Les espaces intérieurs d’aujourd’hui ne se contentent plus de simples cloisons. Ils cherchent à respirer, à capter la lumière, à offrir des transitions fluides entre les pièces tout en affirmant une identité. La verrière, longtemps incontournable, a su s’imposer comme une signature esthétique dans les intérieurs contemporains. Mais une nouvelle vague de séparations d’espace, plus sensibles aux matières, aux textures et aux lignes organiques, redéfinit progressivement notre manière d’habiter. Ce n’est plus seulement une question de fonction, mais d’atmosphère, de confort visuel et de personnalité. À travers des choix plus audacieux, les architectes d’intérieur et les maîtres d’ouvrage redessinent les limites – ou plutôt, les suggèrent – sans jamais enfermer.
La verrière est-elle encore d’actualité ?

**DONNÉES FOURNIES:**

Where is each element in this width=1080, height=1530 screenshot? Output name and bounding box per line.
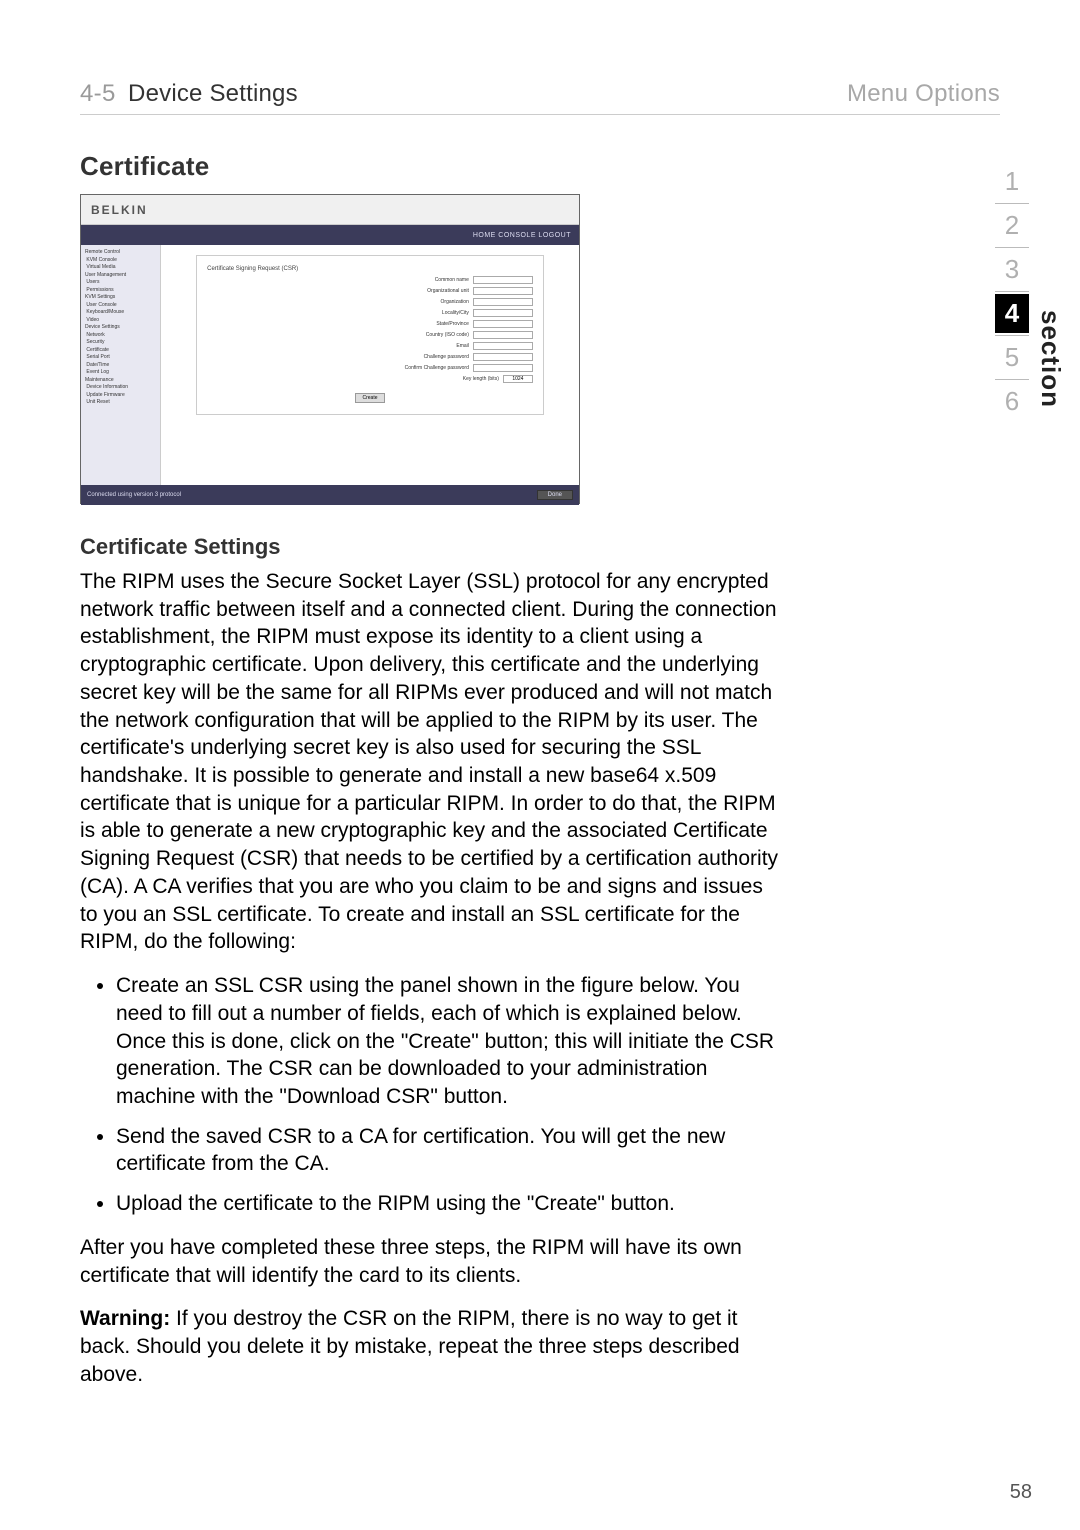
ss-header: BELKIN	[81, 195, 579, 225]
country-input[interactable]	[473, 331, 533, 339]
page-number: 58	[1010, 1481, 1032, 1504]
list-item: Send the saved CSR to a CA for certifica…	[116, 1123, 780, 1178]
section-nav-4[interactable]: 4	[995, 294, 1029, 333]
organization-input[interactable]	[473, 298, 533, 306]
ss-sidebar: Remote Control KVM Console Virtual Media…	[81, 245, 161, 485]
list-item: Upload the certificate to the RIPM using…	[116, 1190, 780, 1218]
list-item: Create an SSL CSR using the panel shown …	[116, 972, 780, 1111]
confirm-pw-input[interactable]	[473, 364, 533, 372]
brand-logo: BELKIN	[91, 203, 148, 217]
common-name-input[interactable]	[473, 276, 533, 284]
certificate-heading: Certificate	[80, 151, 1000, 182]
page: 4-5 Device Settings Menu Options Certifi…	[80, 80, 1000, 1490]
closing-paragraph: After you have completed these three ste…	[80, 1234, 780, 1289]
section-title: Device Settings	[128, 80, 298, 107]
csr-panel-title: Certificate Signing Request (CSR)	[207, 266, 533, 272]
menu-options-label: Menu Options	[847, 80, 1000, 108]
done-button[interactable]: Done	[537, 490, 573, 500]
csr-panel: Certificate Signing Request (CSR) Common…	[196, 255, 544, 415]
intro-paragraph: The RIPM uses the Secure Socket Layer (S…	[80, 568, 780, 956]
email-input[interactable]	[473, 342, 533, 350]
section-nav-5[interactable]: 5	[990, 336, 1034, 379]
page-header: 4-5 Device Settings Menu Options	[80, 80, 1000, 115]
section-nav: 1 2 3 4 5 6	[990, 160, 1034, 423]
ss-main: Certificate Signing Request (CSR) Common…	[161, 245, 579, 485]
warning-text: If you destroy the CSR on the RIPM, ther…	[80, 1307, 740, 1385]
org-unit-input[interactable]	[473, 287, 533, 295]
key-length-select[interactable]: 1024	[503, 375, 533, 383]
section-nav-1[interactable]: 1	[990, 160, 1034, 203]
ss-topbar: HOME CONSOLE LOGOUT	[81, 225, 579, 245]
section-number: 4-5	[80, 80, 116, 107]
locality-input[interactable]	[473, 309, 533, 317]
section-nav-6[interactable]: 6	[990, 380, 1034, 423]
certificate-settings-heading: Certificate Settings	[80, 534, 1000, 560]
create-button[interactable]: Create	[355, 393, 384, 403]
warning-label: Warning:	[80, 1307, 170, 1330]
section-nav-3[interactable]: 3	[990, 248, 1034, 291]
ss-body: Remote Control KVM Console Virtual Media…	[81, 245, 579, 485]
section-nav-2[interactable]: 2	[990, 204, 1034, 247]
ss-footer: Connected using version 3 protocol Done	[81, 485, 579, 505]
state-input[interactable]	[473, 320, 533, 328]
challenge-pw-input[interactable]	[473, 353, 533, 361]
step-list: Create an SSL CSR using the panel shown …	[80, 972, 780, 1218]
warning-paragraph: Warning: If you destroy the CSR on the R…	[80, 1305, 780, 1388]
ss-footer-status: Connected using version 3 protocol	[87, 492, 181, 498]
section-label: section	[1035, 310, 1066, 408]
certificate-screenshot: BELKIN HOME CONSOLE LOGOUT Remote Contro…	[80, 194, 580, 504]
ss-topbar-links: HOME CONSOLE LOGOUT	[473, 232, 571, 239]
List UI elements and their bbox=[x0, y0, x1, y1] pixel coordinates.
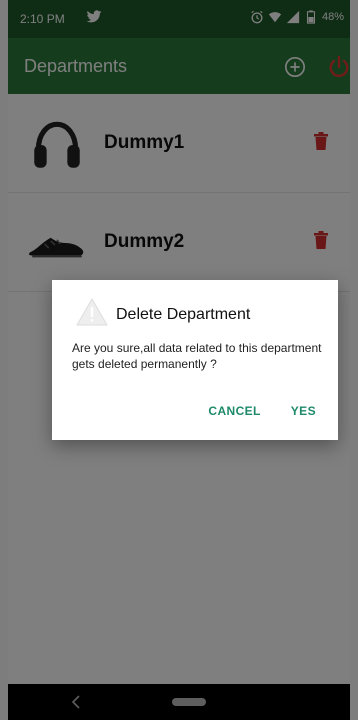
dialog-title: Delete Department bbox=[116, 306, 251, 323]
cancel-button[interactable]: CANCEL bbox=[208, 404, 260, 418]
yes-button[interactable]: YES bbox=[291, 404, 316, 418]
delete-department-dialog: Delete Department Are you sure,all data … bbox=[52, 280, 338, 440]
phone-screen: 2:10 PM 48% Departments bbox=[8, 0, 350, 720]
dialog-actions: CANCEL YES bbox=[208, 404, 316, 418]
warning-icon bbox=[76, 298, 108, 326]
dialog-message: Are you sure,all data related to this de… bbox=[72, 341, 322, 371]
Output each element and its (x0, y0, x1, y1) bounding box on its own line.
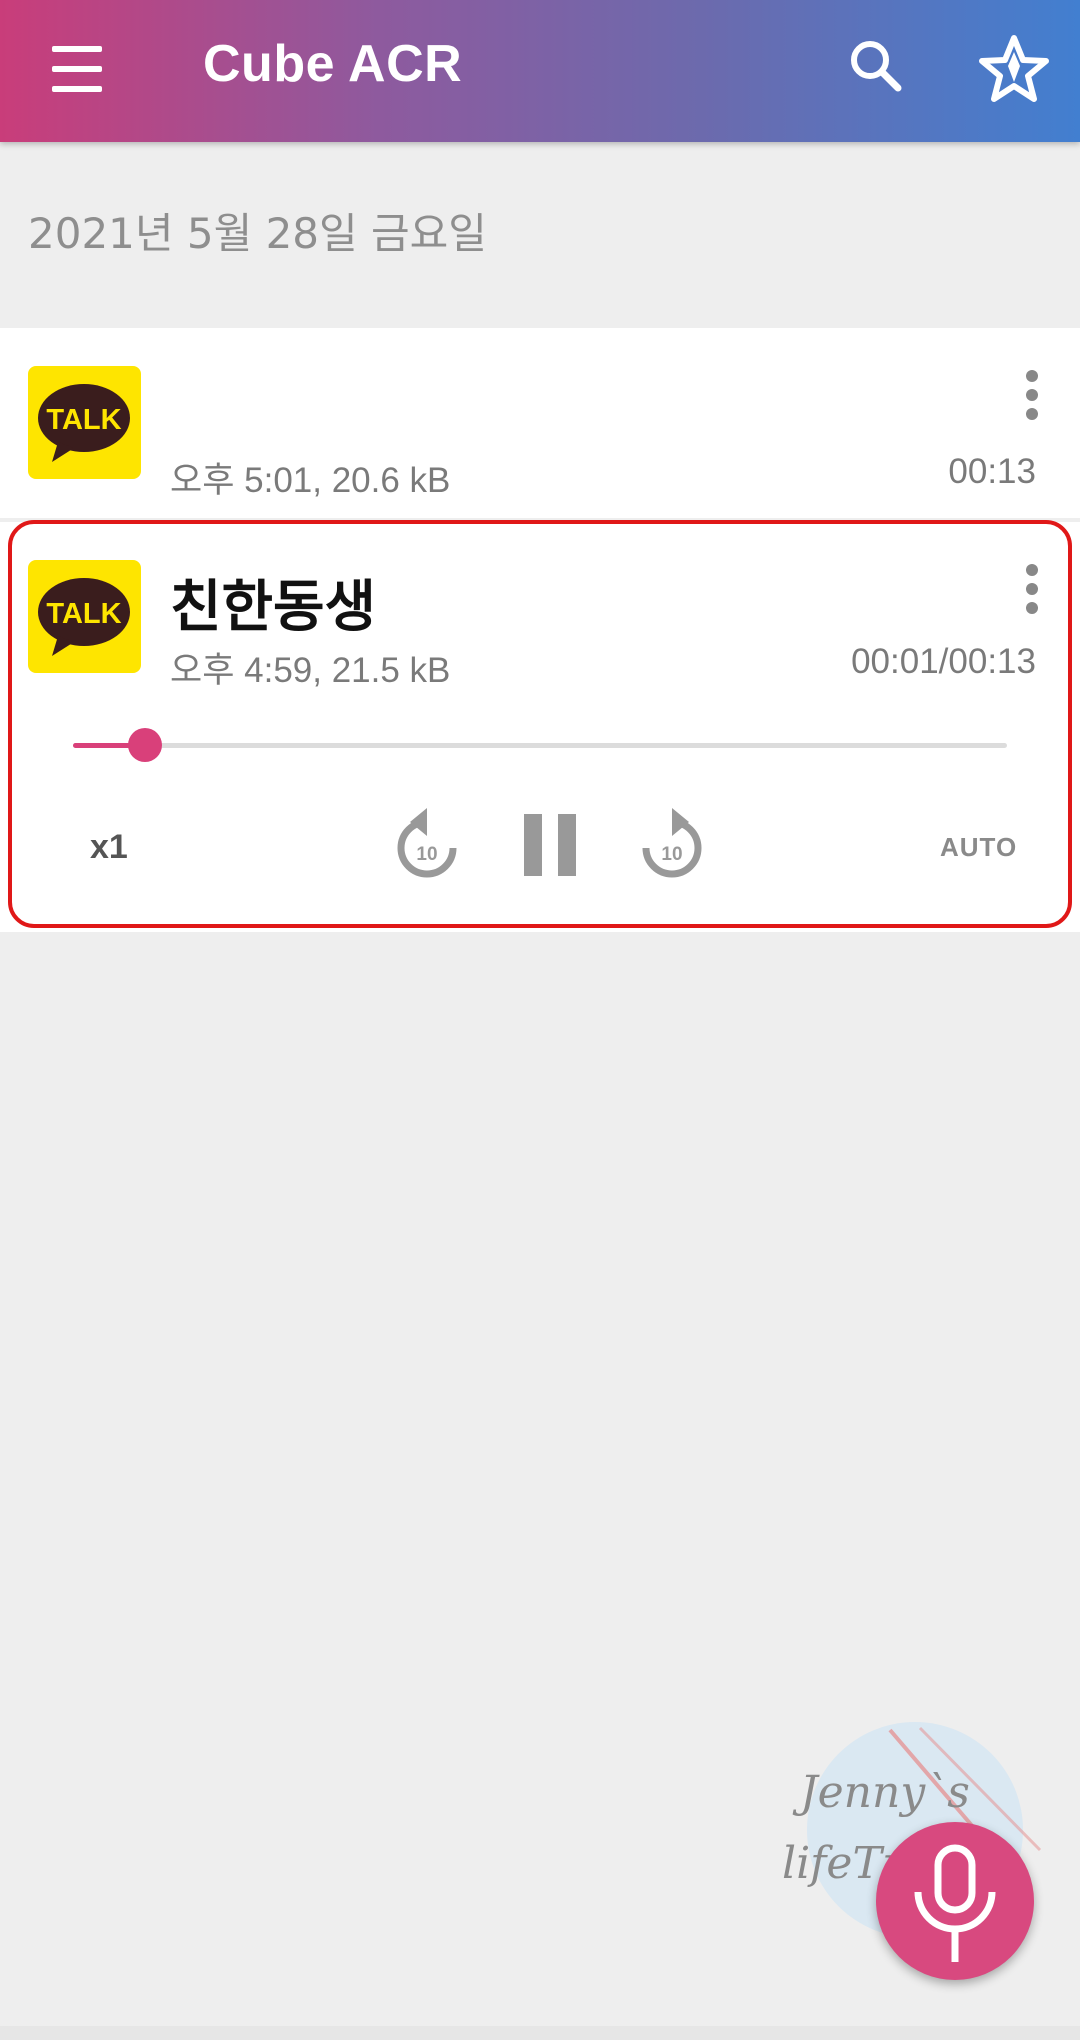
rewind-seconds: 10 (416, 844, 437, 865)
talk-icon-text: TALK (46, 404, 121, 436)
pause-icon (524, 814, 542, 876)
app-title: Cube ACR (203, 35, 463, 93)
recording-item[interactable]: TALK 오후 5:01, 20.6 kB 00:13 (0, 328, 1080, 518)
forward-10-icon: 10 (642, 808, 702, 878)
date-header: 2021년 5월 28일 금요일 (28, 209, 487, 258)
bottom-strip (0, 2026, 1080, 2040)
seek-thumb[interactable] (127, 728, 162, 762)
more-options-button[interactable] (1014, 564, 1050, 624)
star-icon (979, 35, 1049, 102)
forward-seconds: 10 (661, 844, 682, 865)
kakaotalk-icon: TALK (28, 560, 141, 673)
watermark-line1: Jenny`s (792, 1767, 970, 1818)
kakaotalk-icon: TALK (28, 366, 141, 479)
forward-10-button[interactable]: 10 (637, 802, 707, 882)
playback-speed-button[interactable]: x1 (90, 828, 128, 867)
microphone-icon (914, 1844, 996, 1962)
search-button[interactable] (840, 30, 912, 102)
search-icon (851, 41, 902, 92)
recording-meta: 오후 5:01, 20.6 kB (170, 461, 451, 500)
seek-bar[interactable] (73, 743, 1007, 748)
more-vert-dot (1026, 408, 1038, 420)
more-vert-icon (1026, 564, 1038, 576)
more-vert-dot (1026, 602, 1038, 614)
menu-icon (52, 46, 102, 52)
app-bar: Cube ACR (0, 0, 1080, 142)
menu-button[interactable] (44, 38, 116, 102)
favorites-button[interactable] (974, 30, 1054, 110)
recording-item-expanded[interactable]: TALK 친한동생 오후 4:59, 21.5 kB 00:01/00:13 x… (0, 522, 1080, 932)
pause-icon-bar (558, 814, 576, 876)
contact-name: 친한동생 (170, 575, 377, 640)
talk-icon-text: TALK (46, 598, 121, 630)
more-vert-dot (1026, 389, 1038, 401)
recording-duration: 00:13 (948, 452, 1036, 491)
playback-time: 00:01/00:13 (851, 642, 1036, 681)
auto-button[interactable]: AUTO (940, 832, 1017, 863)
replay-10-icon: 10 (397, 808, 457, 878)
more-vert-dot (1026, 583, 1038, 595)
pause-button[interactable] (520, 814, 580, 878)
more-options-button[interactable] (1014, 370, 1050, 430)
recording-meta: 오후 4:59, 21.5 kB (170, 651, 451, 690)
record-fab[interactable] (876, 1822, 1034, 1980)
rewind-10-button[interactable]: 10 (392, 802, 462, 882)
menu-icon-line (52, 66, 102, 72)
more-vert-icon (1026, 370, 1038, 382)
menu-icon-line (52, 86, 102, 92)
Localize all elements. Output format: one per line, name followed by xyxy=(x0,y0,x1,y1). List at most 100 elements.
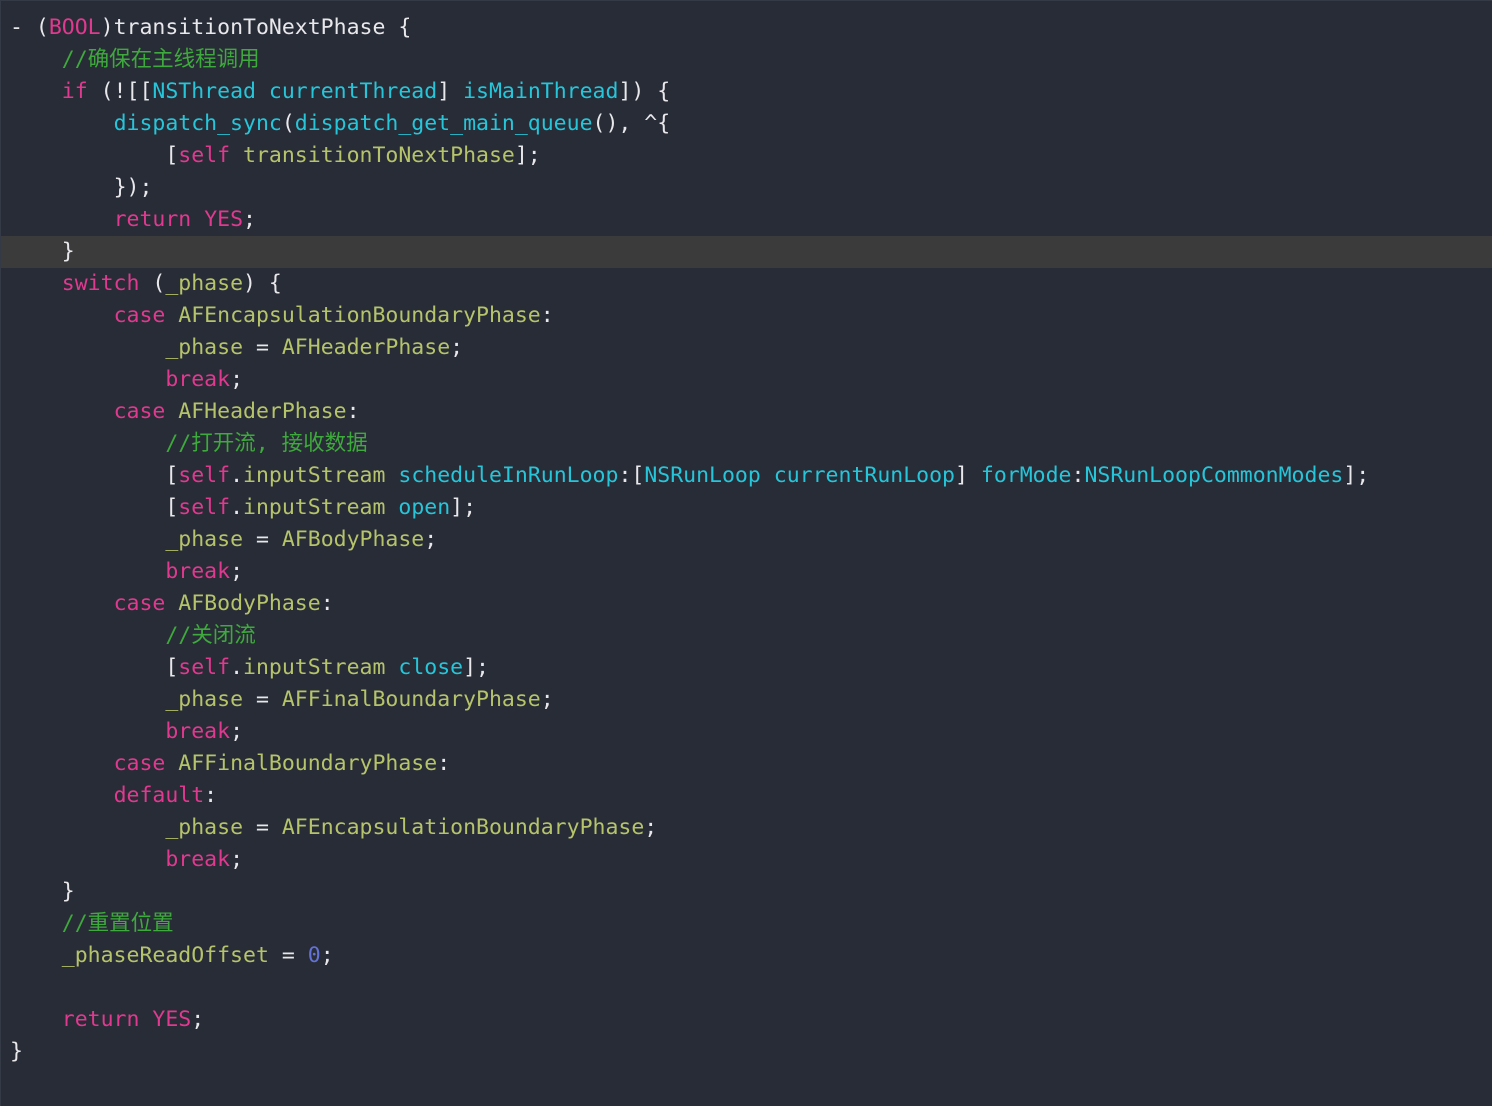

**OBJECTIFS:**
(a) Dans le texte sur les séparations d’espace intérieur, comme quoi la verrière s’est-elle imposée dans les intérieurs contemporains ?
(b) Rédigez la suite du texte sur les séparations d’espace intérieur, à partir de la question « La verrière est-elle encore d’actualité ? ».
Les items ne sont pas utiles ici.

**RÉPONSES PAR CONSIGNE:**
(a) Comme une signature esthétique.

(b)
Si la verrière a longtemps dominé le marché des séparations lumineuses, son omniprésence a parfois engendré un certain essoufflement. Trop vue, trop copiée, elle risque de perdre de son impact. Pourtant, loin d’être démodée, elle se réinvente. Aurore Pannier, architecte d’intérieur chez Parisdinterieur, observe une mutation subtile : « On ne se contente plus du cadre noir standard. Aujourd’hui, on joue avec les teintes, les essences de bois, les courbes. Une verrière peut devenir un élément sculptural, presque organique. »
À Paris, dans un appartement rénové par ses soins, elle a installé une verrière courbe en chêne brossé, aux montants teintés en vert olive. « Le client voulait séparer la cuisine ouverte du salon sans rompre la continuité visuelle. Le choix du bois et de la courbure adoucit l’ensemble, et la teinte apporte une touche de nature sans être envahissante. » Le résultat ? Un espace lumineux, fluide, mais parfaitement structuré. La verrière n’est plus un simple élément fonctionnel : elle devient un trait de caractère.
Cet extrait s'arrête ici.